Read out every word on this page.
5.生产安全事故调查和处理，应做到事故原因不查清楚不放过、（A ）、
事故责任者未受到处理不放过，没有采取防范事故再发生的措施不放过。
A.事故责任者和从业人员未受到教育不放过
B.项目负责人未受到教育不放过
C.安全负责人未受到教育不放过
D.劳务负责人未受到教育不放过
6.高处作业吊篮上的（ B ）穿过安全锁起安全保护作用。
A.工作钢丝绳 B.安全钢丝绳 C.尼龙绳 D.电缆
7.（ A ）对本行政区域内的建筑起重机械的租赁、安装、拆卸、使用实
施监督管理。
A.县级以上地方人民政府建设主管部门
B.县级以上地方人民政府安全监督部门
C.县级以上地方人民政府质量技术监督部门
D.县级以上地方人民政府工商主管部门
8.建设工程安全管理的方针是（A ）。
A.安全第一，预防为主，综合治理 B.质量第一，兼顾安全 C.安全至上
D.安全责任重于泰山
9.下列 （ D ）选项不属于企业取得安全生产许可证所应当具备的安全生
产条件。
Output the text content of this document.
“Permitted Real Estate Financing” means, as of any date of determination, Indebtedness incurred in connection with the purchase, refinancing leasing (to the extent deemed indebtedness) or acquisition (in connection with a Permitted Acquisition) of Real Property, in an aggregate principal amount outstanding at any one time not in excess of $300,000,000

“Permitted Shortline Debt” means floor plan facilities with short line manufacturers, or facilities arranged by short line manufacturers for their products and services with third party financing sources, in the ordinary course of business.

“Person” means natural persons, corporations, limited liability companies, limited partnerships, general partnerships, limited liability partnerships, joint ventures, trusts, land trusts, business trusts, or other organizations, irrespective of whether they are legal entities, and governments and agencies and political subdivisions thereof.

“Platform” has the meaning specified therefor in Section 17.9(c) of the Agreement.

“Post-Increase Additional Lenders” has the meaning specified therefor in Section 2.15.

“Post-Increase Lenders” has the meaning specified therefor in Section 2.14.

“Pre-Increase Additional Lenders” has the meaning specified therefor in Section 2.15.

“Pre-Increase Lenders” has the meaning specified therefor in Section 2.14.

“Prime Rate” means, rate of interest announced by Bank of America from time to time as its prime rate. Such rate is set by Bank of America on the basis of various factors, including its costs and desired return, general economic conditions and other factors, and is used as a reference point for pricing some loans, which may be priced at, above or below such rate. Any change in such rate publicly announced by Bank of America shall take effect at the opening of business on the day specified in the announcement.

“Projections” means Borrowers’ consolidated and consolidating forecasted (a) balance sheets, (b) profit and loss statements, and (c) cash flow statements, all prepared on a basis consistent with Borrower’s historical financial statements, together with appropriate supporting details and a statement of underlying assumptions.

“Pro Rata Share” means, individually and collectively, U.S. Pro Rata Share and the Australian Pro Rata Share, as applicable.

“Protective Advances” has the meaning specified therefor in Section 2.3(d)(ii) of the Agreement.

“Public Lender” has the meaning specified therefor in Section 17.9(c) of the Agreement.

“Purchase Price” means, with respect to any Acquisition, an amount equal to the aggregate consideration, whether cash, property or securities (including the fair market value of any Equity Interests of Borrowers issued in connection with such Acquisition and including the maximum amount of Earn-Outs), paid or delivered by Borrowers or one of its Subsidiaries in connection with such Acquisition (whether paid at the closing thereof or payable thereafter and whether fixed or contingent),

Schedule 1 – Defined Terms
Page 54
━━━━━━━━━━━━━━━━━━━━
Problem description: Search the entries for the word "this" and pick out every line that holds it.

Exercise result:
Read out every word on this page.
Output the text content of this document.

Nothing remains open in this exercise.